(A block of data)
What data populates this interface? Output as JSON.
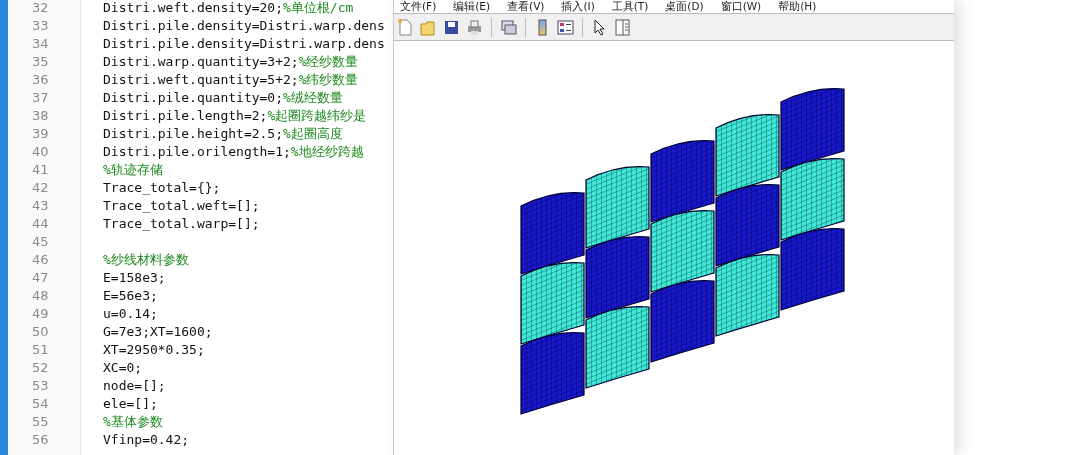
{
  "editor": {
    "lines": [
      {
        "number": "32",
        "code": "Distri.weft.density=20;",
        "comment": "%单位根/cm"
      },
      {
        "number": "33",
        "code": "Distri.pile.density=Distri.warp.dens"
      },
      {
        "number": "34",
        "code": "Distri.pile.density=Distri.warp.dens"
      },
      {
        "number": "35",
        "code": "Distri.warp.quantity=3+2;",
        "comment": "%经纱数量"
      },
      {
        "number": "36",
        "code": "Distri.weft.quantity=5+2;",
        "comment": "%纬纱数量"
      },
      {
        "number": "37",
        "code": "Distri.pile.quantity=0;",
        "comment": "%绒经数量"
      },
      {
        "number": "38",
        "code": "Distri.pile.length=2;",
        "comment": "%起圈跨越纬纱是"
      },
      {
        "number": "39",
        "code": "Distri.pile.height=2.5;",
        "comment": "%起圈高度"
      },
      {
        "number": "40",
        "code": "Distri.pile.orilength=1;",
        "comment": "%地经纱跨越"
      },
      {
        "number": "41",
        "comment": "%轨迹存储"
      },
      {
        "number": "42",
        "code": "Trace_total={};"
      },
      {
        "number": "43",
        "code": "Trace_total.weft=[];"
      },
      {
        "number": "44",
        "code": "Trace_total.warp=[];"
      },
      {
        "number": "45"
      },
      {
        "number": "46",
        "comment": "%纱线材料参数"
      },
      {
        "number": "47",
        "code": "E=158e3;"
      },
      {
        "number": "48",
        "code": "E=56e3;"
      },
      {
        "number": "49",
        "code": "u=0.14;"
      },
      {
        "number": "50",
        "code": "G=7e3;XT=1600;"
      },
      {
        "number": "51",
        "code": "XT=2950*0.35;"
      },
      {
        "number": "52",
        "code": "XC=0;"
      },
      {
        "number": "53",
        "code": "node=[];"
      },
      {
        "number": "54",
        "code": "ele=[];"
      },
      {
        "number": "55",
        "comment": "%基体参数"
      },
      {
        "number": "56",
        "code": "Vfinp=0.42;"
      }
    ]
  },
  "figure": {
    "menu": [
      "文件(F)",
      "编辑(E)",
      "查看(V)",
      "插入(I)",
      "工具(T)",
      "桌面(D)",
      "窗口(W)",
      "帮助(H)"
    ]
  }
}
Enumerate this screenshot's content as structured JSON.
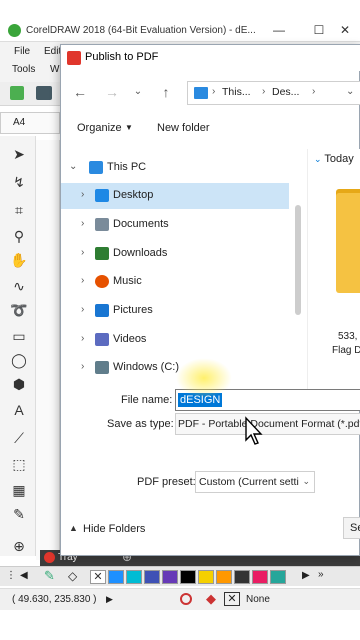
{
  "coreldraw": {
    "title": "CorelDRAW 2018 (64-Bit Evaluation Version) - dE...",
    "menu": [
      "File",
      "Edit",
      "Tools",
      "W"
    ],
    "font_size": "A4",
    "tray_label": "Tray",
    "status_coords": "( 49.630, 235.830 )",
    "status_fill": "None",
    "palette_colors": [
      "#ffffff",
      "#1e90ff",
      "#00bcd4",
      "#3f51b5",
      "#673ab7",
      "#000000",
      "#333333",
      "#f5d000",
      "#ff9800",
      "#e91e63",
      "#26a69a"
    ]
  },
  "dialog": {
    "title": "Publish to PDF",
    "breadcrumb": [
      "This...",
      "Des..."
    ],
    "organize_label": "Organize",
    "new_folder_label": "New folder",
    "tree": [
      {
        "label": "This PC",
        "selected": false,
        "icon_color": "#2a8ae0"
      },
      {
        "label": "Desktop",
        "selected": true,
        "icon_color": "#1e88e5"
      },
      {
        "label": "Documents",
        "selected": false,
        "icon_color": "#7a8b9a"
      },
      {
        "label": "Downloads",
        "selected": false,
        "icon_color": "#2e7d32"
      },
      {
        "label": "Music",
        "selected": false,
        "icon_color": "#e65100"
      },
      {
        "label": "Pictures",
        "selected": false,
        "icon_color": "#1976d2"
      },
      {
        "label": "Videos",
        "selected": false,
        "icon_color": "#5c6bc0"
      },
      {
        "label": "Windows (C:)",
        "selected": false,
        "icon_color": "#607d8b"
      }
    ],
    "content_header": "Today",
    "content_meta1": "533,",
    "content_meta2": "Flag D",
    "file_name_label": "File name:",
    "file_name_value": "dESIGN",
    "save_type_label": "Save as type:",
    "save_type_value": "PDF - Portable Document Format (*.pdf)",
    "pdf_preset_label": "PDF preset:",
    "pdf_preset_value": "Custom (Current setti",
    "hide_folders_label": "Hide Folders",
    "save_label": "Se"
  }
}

What you will do »
Keep every word of the data as it is when you write it out, but drop the pictures.

Exercise answer »
What data populates this interface? Output as JSON.
{
  "editor": {
    "lines": [
      {
        "number": "32",
        "code": "Distri.weft.density=20;",
        "comment": "%单位根/cm"
      },
      {
        "number": "33",
        "code": "Distri.pile.density=Distri.warp.dens"
      },
      {
        "number": "34",
        "code": "Distri.pile.density=Distri.warp.dens"
      },
      {
        "number": "35",
        "code": "Distri.warp.quantity=3+2;",
        "comment": "%经纱数量"
      },
      {
        "number": "36",
        "code": "Distri.weft.quantity=5+2;",
        "comment": "%纬纱数量"
      },
      {
        "number": "37",
        "code": "Distri.pile.quantity=0;",
        "comment": "%绒经数量"
      },
      {
        "number": "38",
        "code": "Distri.pile.length=2;",
        "comment": "%起圈跨越纬纱是"
      },
      {
        "number": "39",
        "code": "Distri.pile.height=2.5;",
        "comment": "%起圈高度"
      },
      {
        "number": "40",
        "code": "Distri.pile.orilength=1;",
        "comment": "%地经纱跨越"
      },
      {
        "number": "41",
        "comment": "%轨迹存储"
      },
      {
        "number": "42",
        "code": "Trace_total={};"
      },
      {
        "number": "43",
        "code": "Trace_total.weft=[];"
      },
      {
        "number": "44",
        "code": "Trace_total.warp=[];"
      },
      {
        "number": "45"
      },
      {
        "number": "46",
        "comment": "%纱线材料参数"
      },
      {
        "number": "47",
        "code": "E=158e3;"
      },
      {
        "number": "48",
        "code": "E=56e3;"
      },
      {
        "number": "49",
        "code": "u=0.14;"
      },
      {
        "number": "50",
        "code": "G=7e3;XT=1600;"
      },
      {
        "number": "51",
        "code": "XT=2950*0.35;"
      },
      {
        "number": "52",
        "code": "XC=0;"
      },
      {
        "number": "53",
        "code": "node=[];"
      },
      {
        "number": "54",
        "code": "ele=[];"
      },
      {
        "number": "55",
        "comment": "%基体参数"
      },
      {
        "number": "56",
        "code": "Vfinp=0.42;"
      }
    ]
  },
  "figure": {
    "menu": [
      "文件(F)",
      "编辑(E)",
      "查看(V)",
      "插入(I)",
      "工具(T)",
      "桌面(D)",
      "窗口(W)",
      "帮助(H)"
    ]
  }
}
Enumerate this screenshot's content as structured JSON.
{
  "coreldraw": {
    "title": "CorelDRAW 2018 (64-Bit Evaluation Version) - dE...",
    "menu": [
      "File",
      "Edit",
      "Tools",
      "W"
    ],
    "font_size": "A4",
    "tray_label": "Tray",
    "status_coords": "( 49.630, 235.830 )",
    "status_fill": "None",
    "palette_colors": [
      "#ffffff",
      "#1e90ff",
      "#00bcd4",
      "#3f51b5",
      "#673ab7",
      "#000000",
      "#333333",
      "#f5d000",
      "#ff9800",
      "#e91e63",
      "#26a69a"
    ]
  },
  "dialog": {
    "title": "Publish to PDF",
    "breadcrumb": [
      "This...",
      "Des..."
    ],
    "organize_label": "Organize",
    "new_folder_label": "New folder",
    "tree": [
      {
        "label": "This PC",
        "selected": false,
        "icon_color": "#2a8ae0"
      },
      {
        "label": "Desktop",
        "selected": true,
        "icon_color": "#1e88e5"
      },
      {
        "label": "Documents",
        "selected": false,
        "icon_color": "#7a8b9a"
      },
      {
        "label": "Downloads",
        "selected": false,
        "icon_color": "#2e7d32"
      },
      {
        "label": "Music",
        "selected": false,
        "icon_color": "#e65100"
      },
      {
        "label": "Pictures",
        "selected": false,
        "icon_color": "#1976d2"
      },
      {
        "label": "Videos",
        "selected": false,
        "icon_color": "#5c6bc0"
      },
      {
        "label": "Windows (C:)",
        "selected": false,
        "icon_color": "#607d8b"
      }
    ],
    "content_header": "Today",
    "content_meta1": "533,",
    "content_meta2": "Flag D",
    "file_name_label": "File name:",
    "file_name_value": "dESIGN",
    "save_type_label": "Save as type:",
    "save_type_value": "PDF - Portable Document Format (*.pdf)",
    "pdf_preset_label": "PDF preset:",
    "pdf_preset_value": "Custom (Current setti",
    "hide_folders_label": "Hide Folders",
    "save_label": "Se"
  }
}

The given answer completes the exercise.